=== Provided records ===

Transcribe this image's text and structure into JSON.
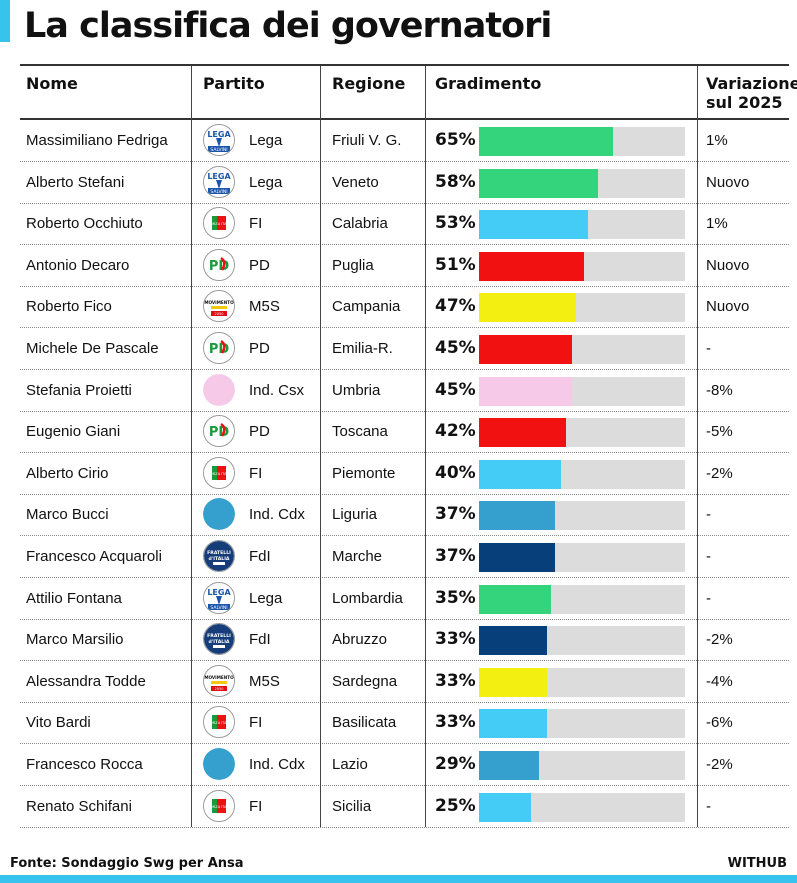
{
  "header": {
    "title": "La classifica dei governatori"
  },
  "columns": {
    "name": "Nome",
    "party": "Partito",
    "region": "Regione",
    "rating": "Gradimento",
    "change_line1": "Variazione",
    "change_line2": "sul 2025"
  },
  "footer": {
    "source": "Fonte: Sondaggio Swg per Ansa",
    "brand": "WITHUB"
  },
  "party_styles": {
    "Lega": {
      "bar": "#33d47c",
      "icon": "lega-logo-icon"
    },
    "FI": {
      "bar": "#44ccf6",
      "icon": "forza-italia-logo-icon"
    },
    "PD": {
      "bar": "#f21111",
      "icon": "pd-logo-icon"
    },
    "M5S": {
      "bar": "#f2ef11",
      "icon": "m5s-logo-icon"
    },
    "Ind. Csx": {
      "bar": "#f7c9e8",
      "icon": "pink-circle-icon",
      "dot": "#f7c9e8"
    },
    "Ind. Cdx": {
      "bar": "#359fcd",
      "icon": "blue-circle-icon",
      "dot": "#359fcd"
    },
    "FdI": {
      "bar": "#073f7a",
      "icon": "fdi-logo-icon"
    }
  },
  "logo_text": {
    "lega": "LEGA",
    "salvini": "SALVINI",
    "fi": "FORZA ITALIA",
    "pd": "PD",
    "m5s": "MOVIMENTO",
    "m5s_year": "2050",
    "fdi_1": "FRATELLI",
    "fdi_2": "d'ITALIA"
  },
  "chart_data": {
    "type": "bar",
    "title": "La classifica dei governatori",
    "xlabel": "",
    "ylabel": "Gradimento",
    "ylim": [
      0,
      100
    ],
    "rows": [
      {
        "name": "Massimiliano Fedriga",
        "party": "Lega",
        "region": "Friuli V. G.",
        "value": 65,
        "label": "65%",
        "change": "1%"
      },
      {
        "name": "Alberto Stefani",
        "party": "Lega",
        "region": "Veneto",
        "value": 58,
        "label": "58%",
        "change": "Nuovo"
      },
      {
        "name": "Roberto Occhiuto",
        "party": "FI",
        "region": "Calabria",
        "value": 53,
        "label": "53%",
        "change": "1%"
      },
      {
        "name": "Antonio Decaro",
        "party": "PD",
        "region": "Puglia",
        "value": 51,
        "label": "51%",
        "change": "Nuovo"
      },
      {
        "name": "Roberto Fico",
        "party": "M5S",
        "region": "Campania",
        "value": 47,
        "label": "47%",
        "change": "Nuovo"
      },
      {
        "name": "Michele De Pascale",
        "party": "PD",
        "region": "Emilia-R.",
        "value": 45,
        "label": "45%",
        "change": "-"
      },
      {
        "name": "Stefania Proietti",
        "party": "Ind. Csx",
        "region": "Umbria",
        "value": 45,
        "label": "45%",
        "change": "-8%"
      },
      {
        "name": "Eugenio Giani",
        "party": "PD",
        "region": "Toscana",
        "value": 42,
        "label": "42%",
        "change": "-5%"
      },
      {
        "name": "Alberto Cirio",
        "party": "FI",
        "region": "Piemonte",
        "value": 40,
        "label": "40%",
        "change": "-2%"
      },
      {
        "name": "Marco Bucci",
        "party": "Ind. Cdx",
        "region": "Liguria",
        "value": 37,
        "label": "37%",
        "change": "-"
      },
      {
        "name": "Francesco Acquaroli",
        "party": "FdI",
        "region": "Marche",
        "value": 37,
        "label": "37%",
        "change": "-"
      },
      {
        "name": "Attilio Fontana",
        "party": "Lega",
        "region": "Lombardia",
        "value": 35,
        "label": "35%",
        "change": "-"
      },
      {
        "name": "Marco Marsilio",
        "party": "FdI",
        "region": "Abruzzo",
        "value": 33,
        "label": "33%",
        "change": "-2%"
      },
      {
        "name": "Alessandra Todde",
        "party": "M5S",
        "region": "Sardegna",
        "value": 33,
        "label": "33%",
        "change": "-4%"
      },
      {
        "name": "Vito Bardi",
        "party": "FI",
        "region": "Basilicata",
        "value": 33,
        "label": "33%",
        "change": "-6%"
      },
      {
        "name": "Francesco Rocca",
        "party": "Ind. Cdx",
        "region": "Lazio",
        "value": 29,
        "label": "29%",
        "change": "-2%"
      },
      {
        "name": "Renato Schifani",
        "party": "FI",
        "region": "Sicilia",
        "value": 25,
        "label": "25%",
        "change": "-"
      }
    ]
  }
}
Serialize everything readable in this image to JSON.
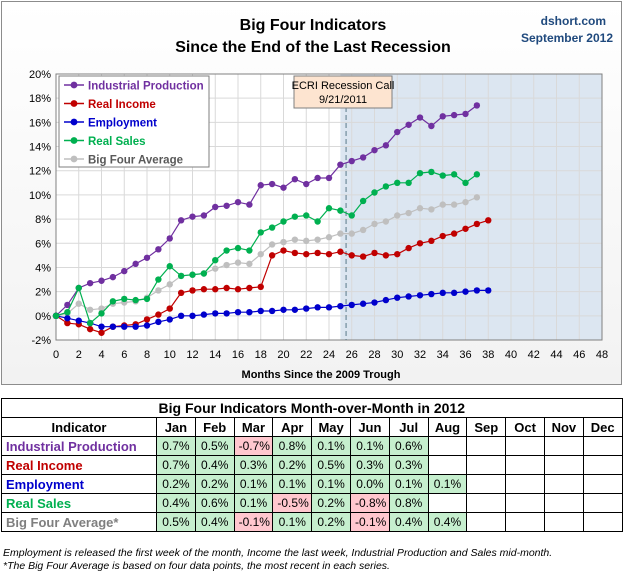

===

▶ _What is expected_
Exclude the pictures and repeat every other part of the records word for word.

▶ _The output_
Transcribe this image's text and structure into JSON.
{
  "header": {
    "title": "La classifica dei governatori"
  },
  "columns": {
    "name": "Nome",
    "party": "Partito",
    "region": "Regione",
    "rating": "Gradimento",
    "change_line1": "Variazione",
    "change_line2": "sul 2025"
  },
  "footer": {
    "source": "Fonte: Sondaggio Swg per Ansa",
    "brand": "WITHUB"
  },
  "party_styles": {
    "Lega": {
      "bar": "#33d47c",
      "icon": "lega-logo-icon"
    },
    "FI": {
      "bar": "#44ccf6",
      "icon": "forza-italia-logo-icon"
    },
    "PD": {
      "bar": "#f21111",
      "icon": "pd-logo-icon"
    },
    "M5S": {
      "bar": "#f2ef11",
      "icon": "m5s-logo-icon"
    },
    "Ind. Csx": {
      "bar": "#f7c9e8",
      "icon": "pink-circle-icon",
      "dot": "#f7c9e8"
    },
    "Ind. Cdx": {
      "bar": "#359fcd",
      "icon": "blue-circle-icon",
      "dot": "#359fcd"
    },
    "FdI": {
      "bar": "#073f7a",
      "icon": "fdi-logo-icon"
    }
  },
  "logo_text": {
    "lega": "LEGA",
    "salvini": "SALVINI",
    "fi": "FORZA ITALIA",
    "pd": "PD",
    "m5s": "MOVIMENTO",
    "m5s_year": "2050",
    "fdi_1": "FRATELLI",
    "fdi_2": "d'ITALIA"
  },
  "chart_data": {
    "type": "bar",
    "title": "La classifica dei governatori",
    "xlabel": "",
    "ylabel": "Gradimento",
    "ylim": [
      0,
      100
    ],
    "rows": [
      {
        "name": "Massimiliano Fedriga",
        "party": "Lega",
        "region": "Friuli V. G.",
        "value": 65,
        "label": "65%",
        "change": "1%"
      },
      {
        "name": "Alberto Stefani",
        "party": "Lega",
        "region": "Veneto",
        "value": 58,
        "label": "58%",
        "change": "Nuovo"
      },
      {
        "name": "Roberto Occhiuto",
        "party": "FI",
        "region": "Calabria",
        "value": 53,
        "label": "53%",
        "change": "1%"
      },
      {
        "name": "Antonio Decaro",
        "party": "PD",
        "region": "Puglia",
        "value": 51,
        "label": "51%",
        "change": "Nuovo"
      },
      {
        "name": "Roberto Fico",
        "party": "M5S",
        "region": "Campania",
        "value": 47,
        "label": "47%",
        "change": "Nuovo"
      },
      {
        "name": "Michele De Pascale",
        "party": "PD",
        "region": "Emilia-R.",
        "value": 45,
        "label": "45%",
        "change": "-"
      },
      {
        "name": "Stefania Proietti",
        "party": "Ind. Csx",
        "region": "Umbria",
        "value": 45,
        "label": "45%",
        "change": "-8%"
      },
      {
        "name": "Eugenio Giani",
        "party": "PD",
        "region": "Toscana",
        "value": 42,
        "label": "42%",
        "change": "-5%"
      },
      {
        "name": "Alberto Cirio",
        "party": "FI",
        "region": "Piemonte",
        "value": 40,
        "label": "40%",
        "change": "-2%"
      },
      {
        "name": "Marco Bucci",
        "party": "Ind. Cdx",
        "region": "Liguria",
        "value": 37,
        "label": "37%",
        "change": "-"
      },
      {
        "name": "Francesco Acquaroli",
        "party": "FdI",
        "region": "Marche",
        "value": 37,
        "label": "37%",
        "change": "-"
      },
      {
        "name": "Attilio Fontana",
        "party": "Lega",
        "region": "Lombardia",
        "value": 35,
        "label": "35%",
        "change": "-"
      },
      {
        "name": "Marco Marsilio",
        "party": "FdI",
        "region": "Abruzzo",
        "value": 33,
        "label": "33%",
        "change": "-2%"
      },
      {
        "name": "Alessandra Todde",
        "party": "M5S",
        "region": "Sardegna",
        "value": 33,
        "label": "33%",
        "change": "-4%"
      },
      {
        "name": "Vito Bardi",
        "party": "FI",
        "region": "Basilicata",
        "value": 33,
        "label": "33%",
        "change": "-6%"
      },
      {
        "name": "Francesco Rocca",
        "party": "Ind. Cdx",
        "region": "Lazio",
        "value": 29,
        "label": "29%",
        "change": "-2%"
      },
      {
        "name": "Renato Schifani",
        "party": "FI",
        "region": "Sicilia",
        "value": 25,
        "label": "25%",
        "change": "-"
      }
    ]
  }
}
Serialize everything readable in this image to JSON.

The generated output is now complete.